STATED PROBLEM: Without the pictures, return each record as it appears.

DATA RECORDS:

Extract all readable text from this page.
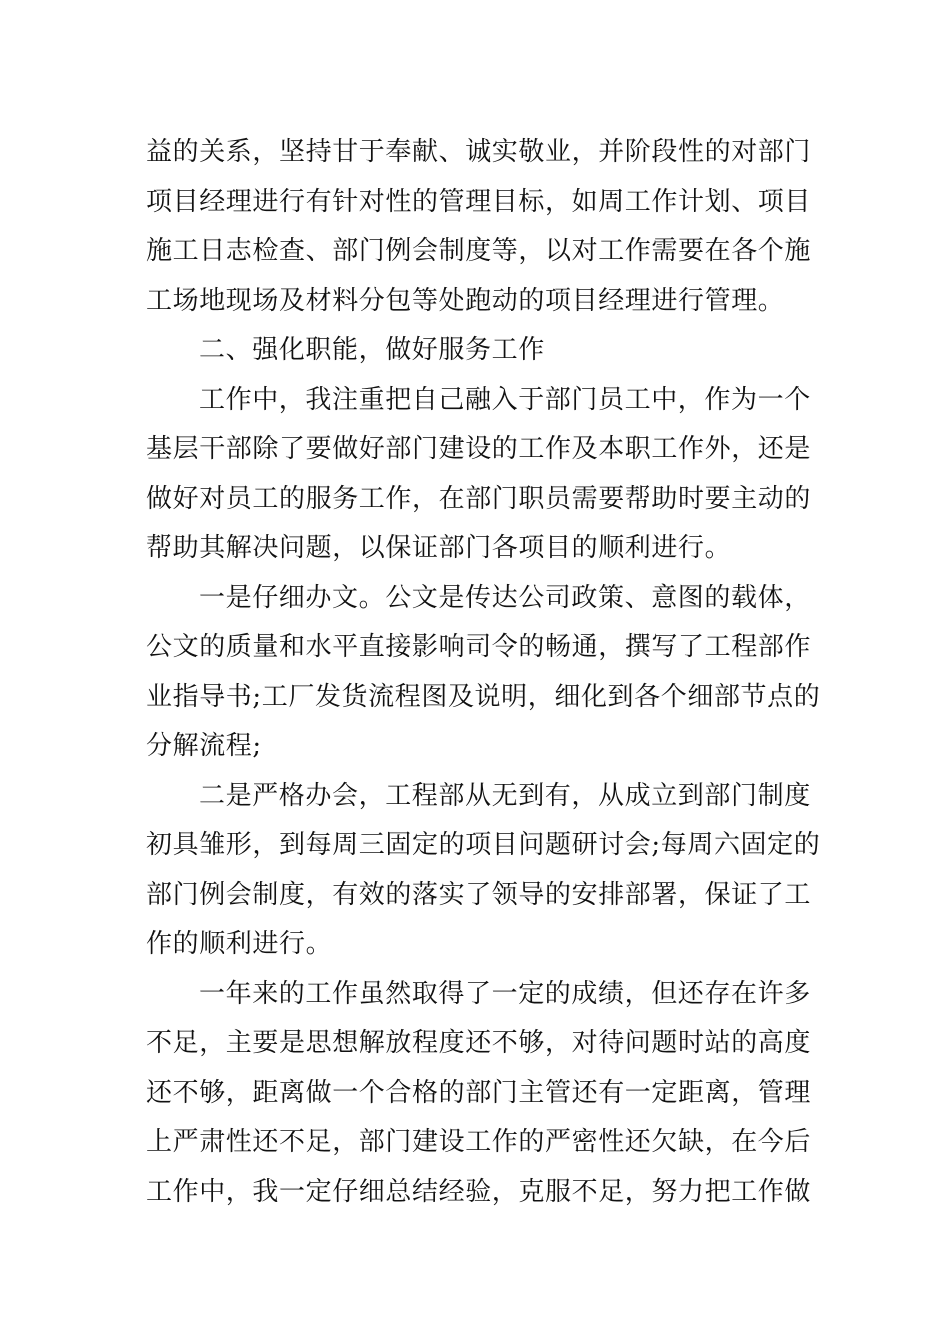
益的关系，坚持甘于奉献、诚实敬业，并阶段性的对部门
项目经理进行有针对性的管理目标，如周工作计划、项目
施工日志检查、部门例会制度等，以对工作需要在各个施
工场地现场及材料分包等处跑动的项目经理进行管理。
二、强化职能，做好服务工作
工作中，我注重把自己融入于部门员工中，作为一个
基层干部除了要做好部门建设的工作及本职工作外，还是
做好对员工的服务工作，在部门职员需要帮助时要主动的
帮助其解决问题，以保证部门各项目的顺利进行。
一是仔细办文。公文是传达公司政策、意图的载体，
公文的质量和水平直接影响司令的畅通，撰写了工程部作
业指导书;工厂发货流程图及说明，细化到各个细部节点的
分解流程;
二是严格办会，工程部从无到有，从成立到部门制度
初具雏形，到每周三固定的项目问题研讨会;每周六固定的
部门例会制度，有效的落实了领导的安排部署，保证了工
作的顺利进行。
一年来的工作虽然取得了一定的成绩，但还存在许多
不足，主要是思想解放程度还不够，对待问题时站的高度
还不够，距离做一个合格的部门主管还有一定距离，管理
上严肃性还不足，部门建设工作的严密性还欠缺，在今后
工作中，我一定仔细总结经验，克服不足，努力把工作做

TASK RESULT:
Extract all readable text from this page.
益的关系，坚持甘于奉献、诚实敬业，并阶段性的对部门
项目经理进行有针对性的管理目标，如周工作计划、项目
施工日志检查、部门例会制度等，以对工作需要在各个施
工场地现场及材料分包等处跑动的项目经理进行管理。
二、强化职能，做好服务工作
工作中，我注重把自己融入于部门员工中，作为一个
基层干部除了要做好部门建设的工作及本职工作外，还是
做好对员工的服务工作，在部门职员需要帮助时要主动的
帮助其解决问题，以保证部门各项目的顺利进行。
一是仔细办文。公文是传达公司政策、意图的载体，
公文的质量和水平直接影响司令的畅通，撰写了工程部作
业指导书;工厂发货流程图及说明，细化到各个细部节点的
分解流程;
二是严格办会，工程部从无到有，从成立到部门制度
初具雏形，到每周三固定的项目问题研讨会;每周六固定的
部门例会制度，有效的落实了领导的安排部署，保证了工
作的顺利进行。
一年来的工作虽然取得了一定的成绩，但还存在许多
不足，主要是思想解放程度还不够，对待问题时站的高度
还不够，距离做一个合格的部门主管还有一定距离，管理
上严肃性还不足，部门建设工作的严密性还欠缺，在今后
工作中，我一定仔细总结经验，克服不足，努力把工作做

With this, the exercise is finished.